START
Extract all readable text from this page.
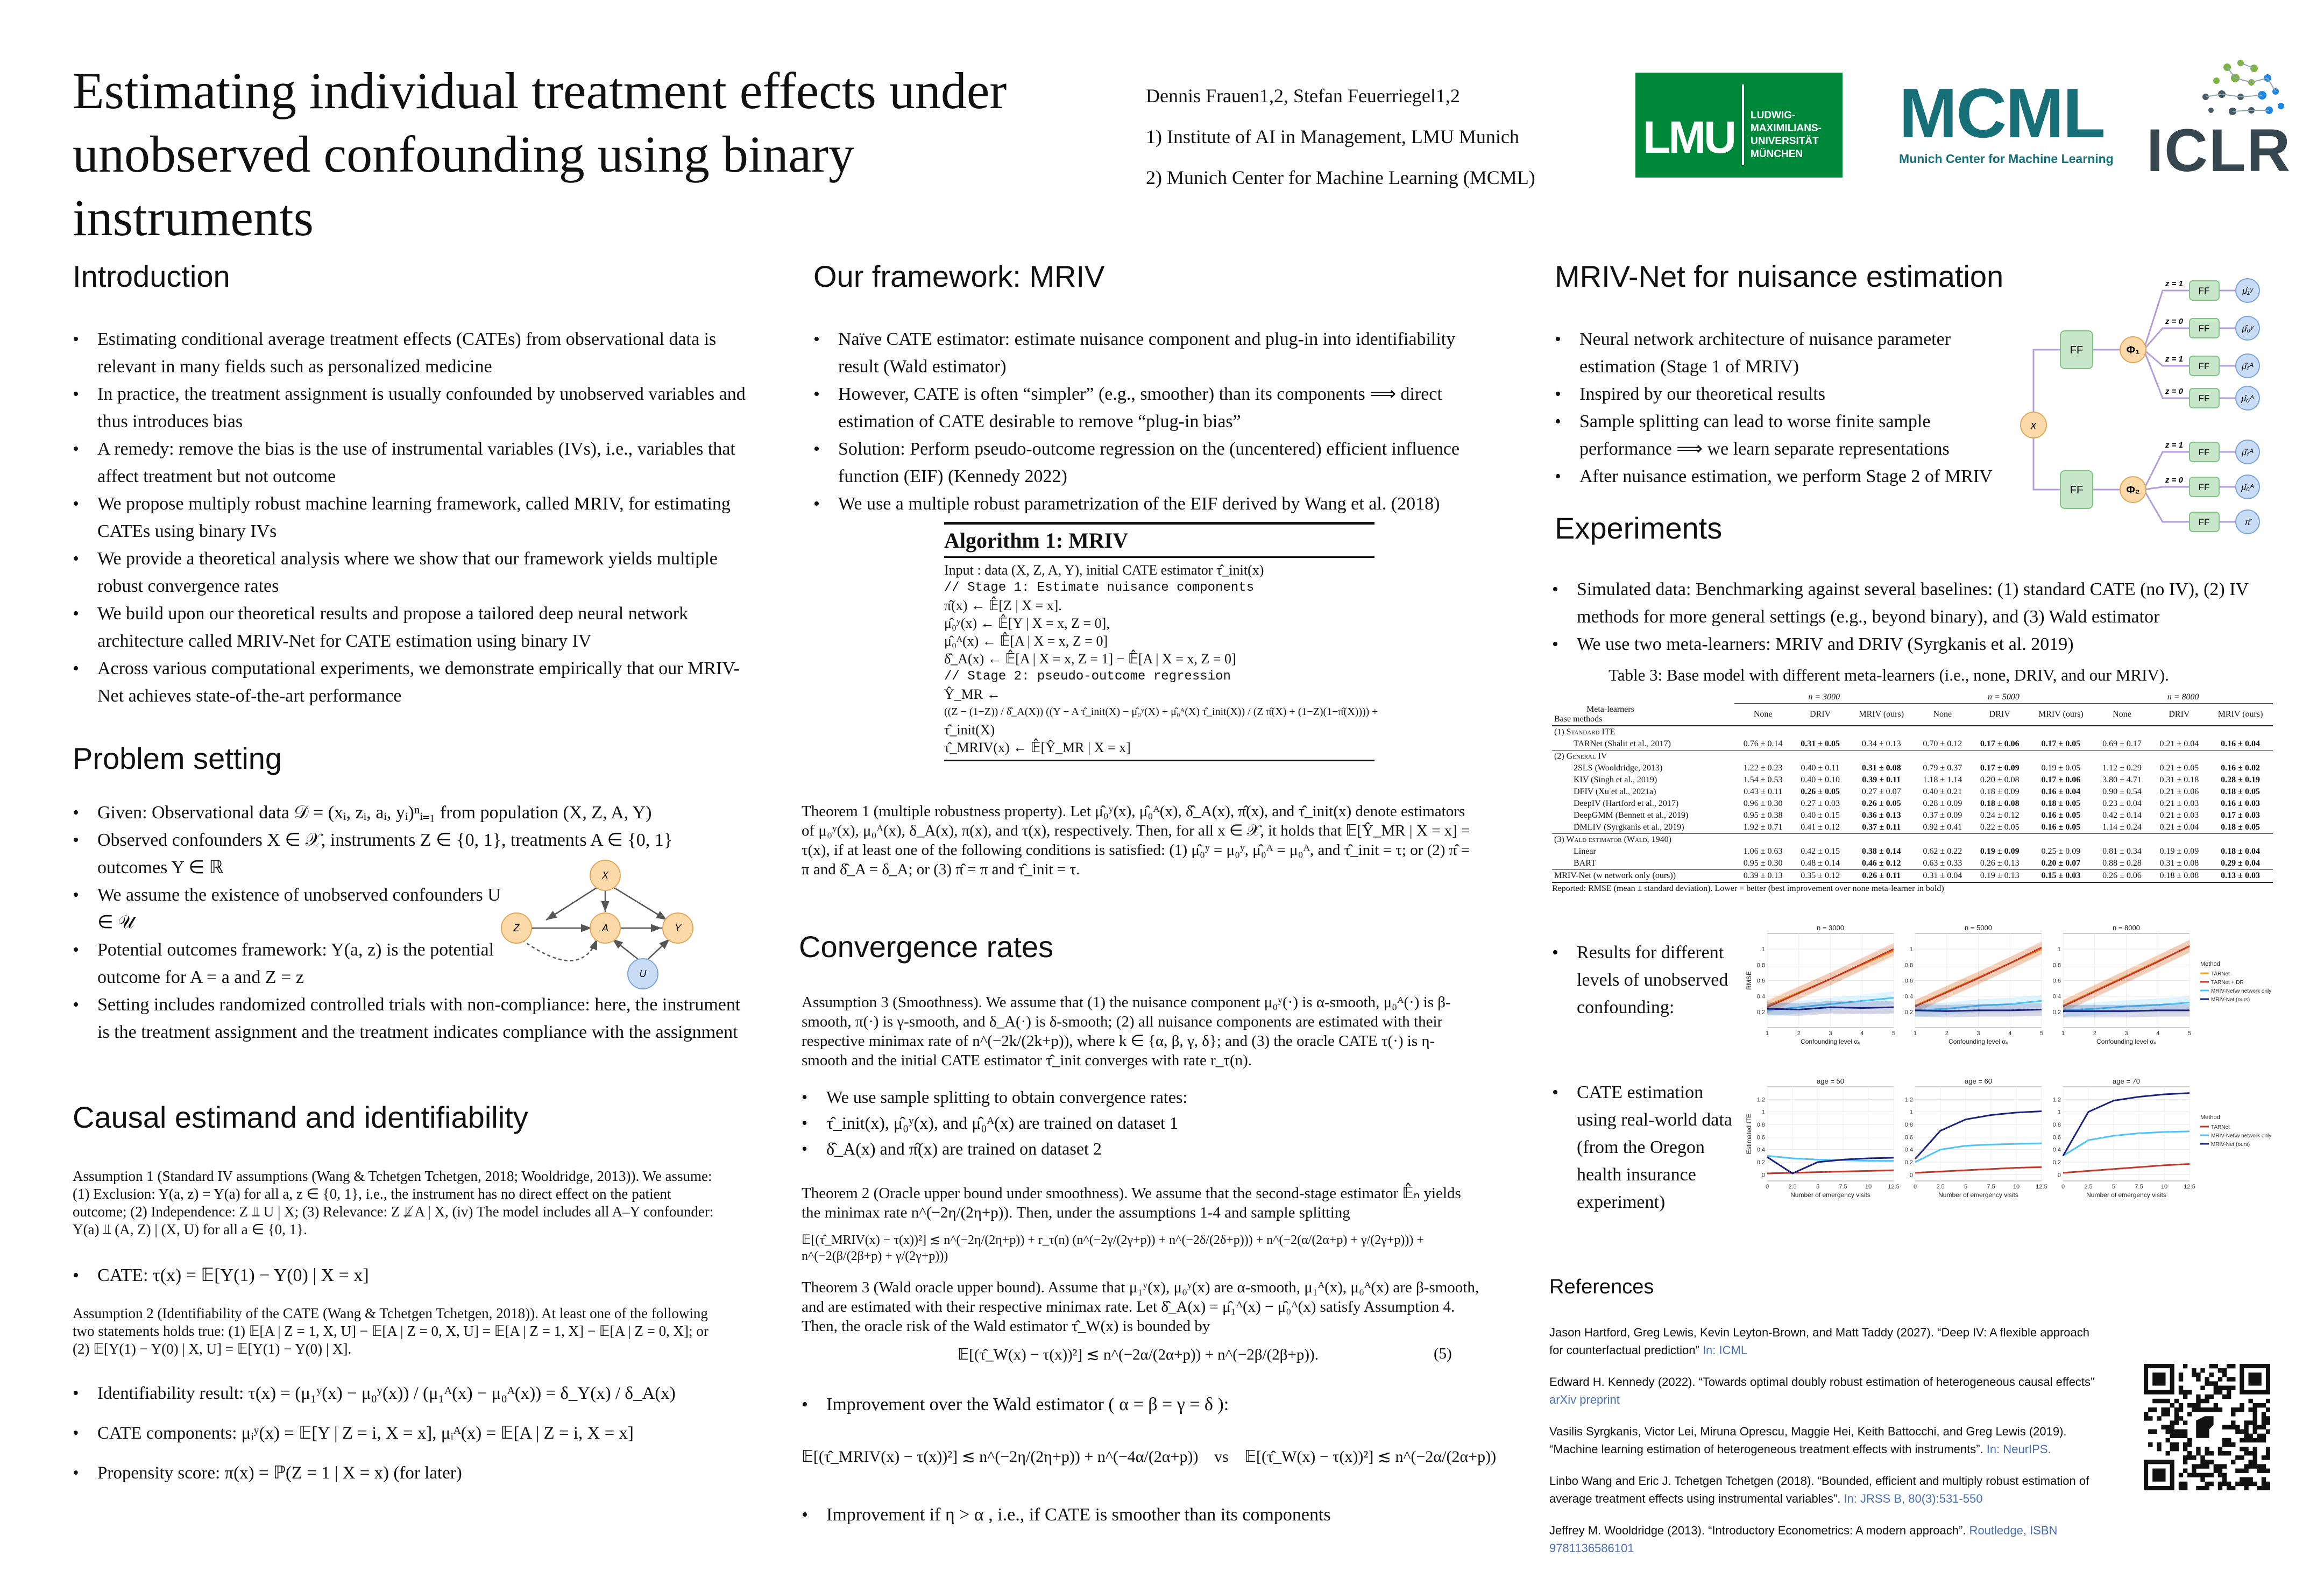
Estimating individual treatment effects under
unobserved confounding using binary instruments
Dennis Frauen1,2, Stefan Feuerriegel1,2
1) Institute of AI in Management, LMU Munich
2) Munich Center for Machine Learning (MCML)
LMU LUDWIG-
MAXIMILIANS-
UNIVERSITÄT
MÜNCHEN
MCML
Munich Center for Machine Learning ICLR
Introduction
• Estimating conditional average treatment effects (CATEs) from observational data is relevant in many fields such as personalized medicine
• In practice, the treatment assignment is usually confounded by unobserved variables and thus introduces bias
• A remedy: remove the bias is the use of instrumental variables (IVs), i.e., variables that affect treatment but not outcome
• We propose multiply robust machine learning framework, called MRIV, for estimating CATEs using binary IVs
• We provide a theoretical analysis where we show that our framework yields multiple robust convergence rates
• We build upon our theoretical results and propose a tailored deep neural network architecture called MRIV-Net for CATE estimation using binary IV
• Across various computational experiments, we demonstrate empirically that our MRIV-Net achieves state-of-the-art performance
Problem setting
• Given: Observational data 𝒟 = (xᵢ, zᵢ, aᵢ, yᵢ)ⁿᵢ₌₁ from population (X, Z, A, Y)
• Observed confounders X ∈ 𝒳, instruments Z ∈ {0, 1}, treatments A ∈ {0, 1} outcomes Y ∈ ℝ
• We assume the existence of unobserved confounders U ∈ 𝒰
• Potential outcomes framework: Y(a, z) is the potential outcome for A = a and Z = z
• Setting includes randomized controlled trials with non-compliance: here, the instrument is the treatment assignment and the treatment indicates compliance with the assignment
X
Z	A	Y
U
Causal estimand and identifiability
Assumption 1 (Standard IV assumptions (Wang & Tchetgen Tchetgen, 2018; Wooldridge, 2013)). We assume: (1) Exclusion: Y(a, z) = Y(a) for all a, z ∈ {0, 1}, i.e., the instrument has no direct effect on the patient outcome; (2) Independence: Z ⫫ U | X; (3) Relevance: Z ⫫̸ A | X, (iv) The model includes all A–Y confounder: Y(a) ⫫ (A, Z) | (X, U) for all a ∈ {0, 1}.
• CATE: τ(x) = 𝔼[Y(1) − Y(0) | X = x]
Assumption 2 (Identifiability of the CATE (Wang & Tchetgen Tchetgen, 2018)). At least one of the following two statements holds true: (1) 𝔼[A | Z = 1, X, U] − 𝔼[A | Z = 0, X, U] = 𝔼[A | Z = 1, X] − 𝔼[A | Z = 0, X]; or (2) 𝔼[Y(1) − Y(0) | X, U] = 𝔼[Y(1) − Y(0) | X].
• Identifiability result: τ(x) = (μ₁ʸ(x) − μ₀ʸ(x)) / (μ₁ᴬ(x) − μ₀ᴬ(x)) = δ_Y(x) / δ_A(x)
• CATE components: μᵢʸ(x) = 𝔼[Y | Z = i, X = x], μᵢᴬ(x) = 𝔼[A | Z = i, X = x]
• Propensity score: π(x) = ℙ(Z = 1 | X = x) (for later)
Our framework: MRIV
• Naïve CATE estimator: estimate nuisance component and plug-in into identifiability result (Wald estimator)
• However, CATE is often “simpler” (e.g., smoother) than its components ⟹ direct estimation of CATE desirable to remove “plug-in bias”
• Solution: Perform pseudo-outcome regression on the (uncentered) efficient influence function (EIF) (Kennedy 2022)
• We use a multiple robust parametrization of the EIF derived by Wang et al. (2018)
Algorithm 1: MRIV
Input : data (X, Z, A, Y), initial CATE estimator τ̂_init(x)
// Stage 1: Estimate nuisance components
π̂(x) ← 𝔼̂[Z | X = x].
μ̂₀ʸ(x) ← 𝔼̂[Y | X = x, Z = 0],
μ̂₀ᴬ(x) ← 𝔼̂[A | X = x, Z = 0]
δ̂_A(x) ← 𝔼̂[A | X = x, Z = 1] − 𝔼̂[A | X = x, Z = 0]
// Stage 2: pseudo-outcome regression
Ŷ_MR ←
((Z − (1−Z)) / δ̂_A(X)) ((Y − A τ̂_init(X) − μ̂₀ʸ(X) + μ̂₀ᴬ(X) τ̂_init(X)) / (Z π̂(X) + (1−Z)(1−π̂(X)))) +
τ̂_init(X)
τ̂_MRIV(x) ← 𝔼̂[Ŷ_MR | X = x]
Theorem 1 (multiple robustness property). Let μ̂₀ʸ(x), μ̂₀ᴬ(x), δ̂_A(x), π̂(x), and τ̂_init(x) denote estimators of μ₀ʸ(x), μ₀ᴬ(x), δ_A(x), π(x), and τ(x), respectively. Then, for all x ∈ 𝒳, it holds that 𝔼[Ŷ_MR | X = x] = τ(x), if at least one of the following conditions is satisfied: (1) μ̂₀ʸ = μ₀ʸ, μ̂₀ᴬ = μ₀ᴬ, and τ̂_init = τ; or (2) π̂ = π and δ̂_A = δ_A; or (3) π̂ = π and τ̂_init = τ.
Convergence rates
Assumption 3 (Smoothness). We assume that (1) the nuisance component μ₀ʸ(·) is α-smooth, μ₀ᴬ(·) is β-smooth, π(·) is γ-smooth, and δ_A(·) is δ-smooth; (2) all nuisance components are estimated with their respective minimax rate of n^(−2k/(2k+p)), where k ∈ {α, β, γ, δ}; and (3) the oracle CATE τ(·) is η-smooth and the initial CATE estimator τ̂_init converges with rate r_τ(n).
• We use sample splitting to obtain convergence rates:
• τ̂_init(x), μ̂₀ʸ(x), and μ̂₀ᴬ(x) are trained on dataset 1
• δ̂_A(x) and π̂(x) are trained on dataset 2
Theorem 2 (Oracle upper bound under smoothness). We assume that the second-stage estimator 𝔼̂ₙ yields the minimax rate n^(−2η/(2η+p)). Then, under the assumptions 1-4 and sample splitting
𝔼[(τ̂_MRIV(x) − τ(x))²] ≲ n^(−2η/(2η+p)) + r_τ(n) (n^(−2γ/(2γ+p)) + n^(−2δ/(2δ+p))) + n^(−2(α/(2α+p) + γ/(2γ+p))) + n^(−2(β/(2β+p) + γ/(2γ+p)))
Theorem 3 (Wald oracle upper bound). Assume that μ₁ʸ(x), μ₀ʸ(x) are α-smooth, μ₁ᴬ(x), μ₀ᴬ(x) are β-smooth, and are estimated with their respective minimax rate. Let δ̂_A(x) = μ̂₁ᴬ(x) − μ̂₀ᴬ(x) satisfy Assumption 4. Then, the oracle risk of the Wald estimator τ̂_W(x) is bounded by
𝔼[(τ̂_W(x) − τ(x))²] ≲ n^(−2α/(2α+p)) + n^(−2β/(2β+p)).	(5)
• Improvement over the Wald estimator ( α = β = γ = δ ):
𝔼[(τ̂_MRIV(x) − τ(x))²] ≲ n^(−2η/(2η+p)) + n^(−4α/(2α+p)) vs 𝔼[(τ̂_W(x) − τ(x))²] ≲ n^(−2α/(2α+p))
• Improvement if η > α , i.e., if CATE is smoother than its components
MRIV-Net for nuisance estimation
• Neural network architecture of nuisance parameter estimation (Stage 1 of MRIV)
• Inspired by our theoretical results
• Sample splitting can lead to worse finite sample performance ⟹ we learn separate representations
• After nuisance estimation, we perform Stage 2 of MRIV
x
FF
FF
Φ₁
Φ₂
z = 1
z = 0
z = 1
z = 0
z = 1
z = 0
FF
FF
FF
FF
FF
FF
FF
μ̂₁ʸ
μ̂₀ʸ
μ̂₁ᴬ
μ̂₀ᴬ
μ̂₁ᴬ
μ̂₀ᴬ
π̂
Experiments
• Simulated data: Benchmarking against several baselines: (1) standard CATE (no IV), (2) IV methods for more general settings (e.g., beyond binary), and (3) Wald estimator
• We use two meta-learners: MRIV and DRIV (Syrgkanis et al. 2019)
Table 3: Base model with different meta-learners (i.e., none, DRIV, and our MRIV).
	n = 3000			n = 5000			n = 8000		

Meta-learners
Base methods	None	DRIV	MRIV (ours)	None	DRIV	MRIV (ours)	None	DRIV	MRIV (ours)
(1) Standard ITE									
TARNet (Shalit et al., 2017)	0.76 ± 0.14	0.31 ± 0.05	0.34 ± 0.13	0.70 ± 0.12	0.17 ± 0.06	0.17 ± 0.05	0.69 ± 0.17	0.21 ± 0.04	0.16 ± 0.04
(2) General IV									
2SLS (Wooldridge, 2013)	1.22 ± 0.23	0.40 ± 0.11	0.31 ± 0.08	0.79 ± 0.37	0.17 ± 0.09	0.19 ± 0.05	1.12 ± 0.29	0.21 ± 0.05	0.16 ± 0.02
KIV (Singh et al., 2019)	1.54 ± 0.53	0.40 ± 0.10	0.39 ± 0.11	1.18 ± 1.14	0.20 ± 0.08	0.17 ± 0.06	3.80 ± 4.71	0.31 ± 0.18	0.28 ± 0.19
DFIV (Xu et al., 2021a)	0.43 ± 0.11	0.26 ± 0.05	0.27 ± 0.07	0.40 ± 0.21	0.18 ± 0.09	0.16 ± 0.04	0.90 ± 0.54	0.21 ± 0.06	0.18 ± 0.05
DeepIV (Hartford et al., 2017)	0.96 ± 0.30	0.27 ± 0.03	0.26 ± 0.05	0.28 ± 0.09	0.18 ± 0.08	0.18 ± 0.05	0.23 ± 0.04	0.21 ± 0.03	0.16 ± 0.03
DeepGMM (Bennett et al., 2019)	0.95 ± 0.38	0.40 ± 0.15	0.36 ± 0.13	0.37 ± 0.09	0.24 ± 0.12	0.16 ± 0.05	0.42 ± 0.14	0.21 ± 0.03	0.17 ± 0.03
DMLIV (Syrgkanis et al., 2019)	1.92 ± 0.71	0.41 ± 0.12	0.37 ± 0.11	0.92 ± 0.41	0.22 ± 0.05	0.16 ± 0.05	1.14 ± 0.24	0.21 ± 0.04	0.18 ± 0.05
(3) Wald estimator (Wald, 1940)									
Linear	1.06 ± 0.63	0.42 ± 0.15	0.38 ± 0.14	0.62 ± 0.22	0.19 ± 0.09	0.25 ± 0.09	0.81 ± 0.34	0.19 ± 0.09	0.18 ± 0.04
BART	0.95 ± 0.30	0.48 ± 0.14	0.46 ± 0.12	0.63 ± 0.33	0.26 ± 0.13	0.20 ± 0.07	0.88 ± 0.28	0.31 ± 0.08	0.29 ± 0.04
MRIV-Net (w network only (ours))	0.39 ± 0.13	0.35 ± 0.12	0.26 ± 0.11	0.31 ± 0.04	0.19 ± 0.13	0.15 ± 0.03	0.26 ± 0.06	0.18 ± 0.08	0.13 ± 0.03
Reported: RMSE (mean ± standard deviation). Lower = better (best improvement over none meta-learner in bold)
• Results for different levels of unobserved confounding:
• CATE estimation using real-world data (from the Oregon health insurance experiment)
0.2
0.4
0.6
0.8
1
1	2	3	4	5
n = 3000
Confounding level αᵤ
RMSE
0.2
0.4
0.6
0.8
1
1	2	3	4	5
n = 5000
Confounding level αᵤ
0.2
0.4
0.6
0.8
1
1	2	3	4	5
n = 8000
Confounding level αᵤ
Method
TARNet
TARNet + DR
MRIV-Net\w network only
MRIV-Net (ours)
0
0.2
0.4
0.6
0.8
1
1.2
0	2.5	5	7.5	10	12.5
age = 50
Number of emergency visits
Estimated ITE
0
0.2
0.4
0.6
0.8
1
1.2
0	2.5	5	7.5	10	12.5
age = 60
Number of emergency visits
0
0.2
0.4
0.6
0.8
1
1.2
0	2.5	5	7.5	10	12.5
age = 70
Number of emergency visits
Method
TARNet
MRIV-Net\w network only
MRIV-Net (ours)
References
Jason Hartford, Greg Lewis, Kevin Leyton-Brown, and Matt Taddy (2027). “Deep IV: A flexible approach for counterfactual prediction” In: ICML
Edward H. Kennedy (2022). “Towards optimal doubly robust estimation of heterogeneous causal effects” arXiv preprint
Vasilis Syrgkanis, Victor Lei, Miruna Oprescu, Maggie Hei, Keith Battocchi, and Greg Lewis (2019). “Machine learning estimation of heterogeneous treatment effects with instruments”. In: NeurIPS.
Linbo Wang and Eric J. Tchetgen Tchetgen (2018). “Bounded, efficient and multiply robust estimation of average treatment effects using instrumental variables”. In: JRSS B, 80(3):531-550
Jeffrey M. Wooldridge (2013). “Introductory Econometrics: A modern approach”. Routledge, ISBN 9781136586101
END
● Problem:
Copy each line above where the string "architecture" occurs.

● The answer:
• We build upon our theoretical results and propose a tailored deep neural network architecture called MRIV-Net for CATE estimation using binary IV
• Neural network architecture of nuisance parameter estimation (Stage 1 of MRIV)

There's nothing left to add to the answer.